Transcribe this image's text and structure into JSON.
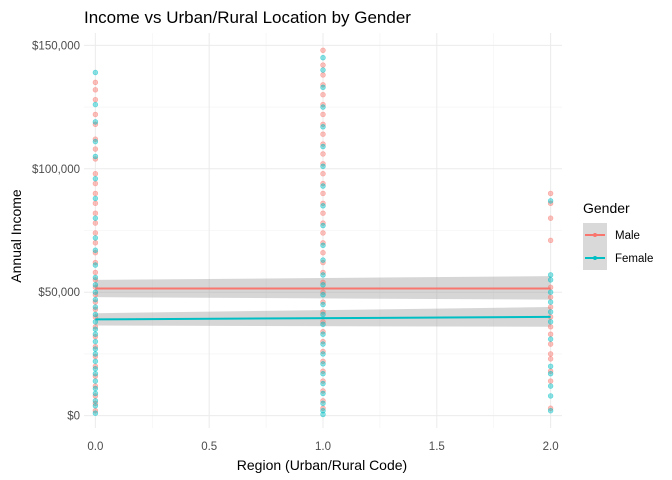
{
  "chart_data": {
    "type": "scatter",
    "title": "Income vs Urban/Rural Location by Gender",
    "xlabel": "Region (Urban/Rural Code)",
    "ylabel": "Annual Income",
    "xlim": [
      -0.05,
      2.05
    ],
    "ylim": [
      -5000,
      155000
    ],
    "x_ticks": [
      {
        "value": 0.0,
        "label": "0.0"
      },
      {
        "value": 0.5,
        "label": "0.5"
      },
      {
        "value": 1.0,
        "label": "1.0"
      },
      {
        "value": 1.5,
        "label": "1.5"
      },
      {
        "value": 2.0,
        "label": "2.0"
      }
    ],
    "y_ticks": [
      {
        "value": 0,
        "label": "$0"
      },
      {
        "value": 50000,
        "label": "$50,000"
      },
      {
        "value": 100000,
        "label": "$100,000"
      },
      {
        "value": 150000,
        "label": "$150,000"
      }
    ],
    "grid": true,
    "legend": {
      "title": "Gender",
      "position": "right",
      "entries": [
        "Male",
        "Female"
      ]
    },
    "series": [
      {
        "name": "Male",
        "color": "#F8766D",
        "trend": {
          "x": [
            0,
            2
          ],
          "y": [
            51500,
            51500
          ],
          "ci_low": [
            48000,
            47000
          ],
          "ci_high": [
            55000,
            56500
          ]
        },
        "points": [
          {
            "x": 0,
            "y": 135000
          },
          {
            "x": 0,
            "y": 132000
          },
          {
            "x": 0,
            "y": 128000
          },
          {
            "x": 0,
            "y": 122000
          },
          {
            "x": 0,
            "y": 118000
          },
          {
            "x": 0,
            "y": 112000
          },
          {
            "x": 0,
            "y": 108000
          },
          {
            "x": 0,
            "y": 104000
          },
          {
            "x": 0,
            "y": 98000
          },
          {
            "x": 0,
            "y": 94000
          },
          {
            "x": 0,
            "y": 90000
          },
          {
            "x": 0,
            "y": 86000
          },
          {
            "x": 0,
            "y": 82000
          },
          {
            "x": 0,
            "y": 78000
          },
          {
            "x": 0,
            "y": 74000
          },
          {
            "x": 0,
            "y": 70000
          },
          {
            "x": 0,
            "y": 66000
          },
          {
            "x": 0,
            "y": 62000
          },
          {
            "x": 0,
            "y": 58000
          },
          {
            "x": 0,
            "y": 55000
          },
          {
            "x": 0,
            "y": 52000
          },
          {
            "x": 0,
            "y": 49000
          },
          {
            "x": 0,
            "y": 46000
          },
          {
            "x": 0,
            "y": 43000
          },
          {
            "x": 0,
            "y": 40000
          },
          {
            "x": 0,
            "y": 36000
          },
          {
            "x": 0,
            "y": 32000
          },
          {
            "x": 0,
            "y": 28000
          },
          {
            "x": 0,
            "y": 24000
          },
          {
            "x": 0,
            "y": 20000
          },
          {
            "x": 0,
            "y": 16000
          },
          {
            "x": 0,
            "y": 12000
          },
          {
            "x": 0,
            "y": 8000
          },
          {
            "x": 0,
            "y": 5000
          },
          {
            "x": 0,
            "y": 2000
          },
          {
            "x": 1,
            "y": 148000
          },
          {
            "x": 1,
            "y": 142000
          },
          {
            "x": 1,
            "y": 138000
          },
          {
            "x": 1,
            "y": 134000
          },
          {
            "x": 1,
            "y": 130000
          },
          {
            "x": 1,
            "y": 126000
          },
          {
            "x": 1,
            "y": 122000
          },
          {
            "x": 1,
            "y": 118000
          },
          {
            "x": 1,
            "y": 114000
          },
          {
            "x": 1,
            "y": 110000
          },
          {
            "x": 1,
            "y": 106000
          },
          {
            "x": 1,
            "y": 102000
          },
          {
            "x": 1,
            "y": 98000
          },
          {
            "x": 1,
            "y": 94000
          },
          {
            "x": 1,
            "y": 90000
          },
          {
            "x": 1,
            "y": 86000
          },
          {
            "x": 1,
            "y": 82000
          },
          {
            "x": 1,
            "y": 78000
          },
          {
            "x": 1,
            "y": 74000
          },
          {
            "x": 1,
            "y": 70000
          },
          {
            "x": 1,
            "y": 66000
          },
          {
            "x": 1,
            "y": 62000
          },
          {
            "x": 1,
            "y": 58000
          },
          {
            "x": 1,
            "y": 54000
          },
          {
            "x": 1,
            "y": 50000
          },
          {
            "x": 1,
            "y": 46000
          },
          {
            "x": 1,
            "y": 42000
          },
          {
            "x": 1,
            "y": 38000
          },
          {
            "x": 1,
            "y": 34000
          },
          {
            "x": 1,
            "y": 30000
          },
          {
            "x": 1,
            "y": 26000
          },
          {
            "x": 1,
            "y": 22000
          },
          {
            "x": 1,
            "y": 18000
          },
          {
            "x": 1,
            "y": 14000
          },
          {
            "x": 1,
            "y": 10000
          },
          {
            "x": 1,
            "y": 6000
          },
          {
            "x": 1,
            "y": 3000
          },
          {
            "x": 2,
            "y": 90000
          },
          {
            "x": 2,
            "y": 86000
          },
          {
            "x": 2,
            "y": 80000
          },
          {
            "x": 2,
            "y": 71000
          },
          {
            "x": 2,
            "y": 52000
          },
          {
            "x": 2,
            "y": 48000
          },
          {
            "x": 2,
            "y": 44000
          },
          {
            "x": 2,
            "y": 40000
          },
          {
            "x": 2,
            "y": 36000
          },
          {
            "x": 2,
            "y": 33000
          },
          {
            "x": 2,
            "y": 29000
          },
          {
            "x": 2,
            "y": 25000
          },
          {
            "x": 2,
            "y": 23000
          },
          {
            "x": 2,
            "y": 18000
          },
          {
            "x": 2,
            "y": 14000
          },
          {
            "x": 2,
            "y": 3000
          }
        ]
      },
      {
        "name": "Female",
        "color": "#00BFC4",
        "trend": {
          "x": [
            0,
            2
          ],
          "y": [
            39000,
            40000
          ],
          "ci_low": [
            36500,
            36000
          ],
          "ci_high": [
            41500,
            44000
          ]
        },
        "points": [
          {
            "x": 0,
            "y": 139000
          },
          {
            "x": 0,
            "y": 126000
          },
          {
            "x": 0,
            "y": 119000
          },
          {
            "x": 0,
            "y": 111000
          },
          {
            "x": 0,
            "y": 105000
          },
          {
            "x": 0,
            "y": 96000
          },
          {
            "x": 0,
            "y": 88000
          },
          {
            "x": 0,
            "y": 80000
          },
          {
            "x": 0,
            "y": 72000
          },
          {
            "x": 0,
            "y": 67000
          },
          {
            "x": 0,
            "y": 61000
          },
          {
            "x": 0,
            "y": 56000
          },
          {
            "x": 0,
            "y": 53000
          },
          {
            "x": 0,
            "y": 50000
          },
          {
            "x": 0,
            "y": 47000
          },
          {
            "x": 0,
            "y": 44000
          },
          {
            "x": 0,
            "y": 41000
          },
          {
            "x": 0,
            "y": 38000
          },
          {
            "x": 0,
            "y": 35000
          },
          {
            "x": 0,
            "y": 33000
          },
          {
            "x": 0,
            "y": 30000
          },
          {
            "x": 0,
            "y": 27000
          },
          {
            "x": 0,
            "y": 25000
          },
          {
            "x": 0,
            "y": 22000
          },
          {
            "x": 0,
            "y": 19000
          },
          {
            "x": 0,
            "y": 17000
          },
          {
            "x": 0,
            "y": 14000
          },
          {
            "x": 0,
            "y": 11000
          },
          {
            "x": 0,
            "y": 9000
          },
          {
            "x": 0,
            "y": 6000
          },
          {
            "x": 0,
            "y": 4000
          },
          {
            "x": 0,
            "y": 1000
          },
          {
            "x": 1,
            "y": 145000
          },
          {
            "x": 1,
            "y": 140000
          },
          {
            "x": 1,
            "y": 133000
          },
          {
            "x": 1,
            "y": 125000
          },
          {
            "x": 1,
            "y": 117000
          },
          {
            "x": 1,
            "y": 109000
          },
          {
            "x": 1,
            "y": 101000
          },
          {
            "x": 1,
            "y": 93000
          },
          {
            "x": 1,
            "y": 85000
          },
          {
            "x": 1,
            "y": 77000
          },
          {
            "x": 1,
            "y": 69000
          },
          {
            "x": 1,
            "y": 63000
          },
          {
            "x": 1,
            "y": 57000
          },
          {
            "x": 1,
            "y": 53000
          },
          {
            "x": 1,
            "y": 49000
          },
          {
            "x": 1,
            "y": 45000
          },
          {
            "x": 1,
            "y": 41000
          },
          {
            "x": 1,
            "y": 37000
          },
          {
            "x": 1,
            "y": 33000
          },
          {
            "x": 1,
            "y": 29000
          },
          {
            "x": 1,
            "y": 25000
          },
          {
            "x": 1,
            "y": 21000
          },
          {
            "x": 1,
            "y": 17000
          },
          {
            "x": 1,
            "y": 13000
          },
          {
            "x": 1,
            "y": 9000
          },
          {
            "x": 1,
            "y": 5000
          },
          {
            "x": 1,
            "y": 2000
          },
          {
            "x": 1,
            "y": 500
          },
          {
            "x": 2,
            "y": 87000
          },
          {
            "x": 2,
            "y": 57000
          },
          {
            "x": 2,
            "y": 55000
          },
          {
            "x": 2,
            "y": 50000
          },
          {
            "x": 2,
            "y": 46000
          },
          {
            "x": 2,
            "y": 42000
          },
          {
            "x": 2,
            "y": 38000
          },
          {
            "x": 2,
            "y": 31000
          },
          {
            "x": 2,
            "y": 20000
          },
          {
            "x": 2,
            "y": 17000
          },
          {
            "x": 2,
            "y": 12000
          },
          {
            "x": 2,
            "y": 8000
          },
          {
            "x": 2,
            "y": 2000
          }
        ]
      }
    ]
  }
}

***

Show the lines from the data above that contain the string "Urban".

▸ **Output of the exercise**:
    "title": "Income vs Urban/Rural Location by Gender",
    "xlabel": "Region (Urban/Rural Code)",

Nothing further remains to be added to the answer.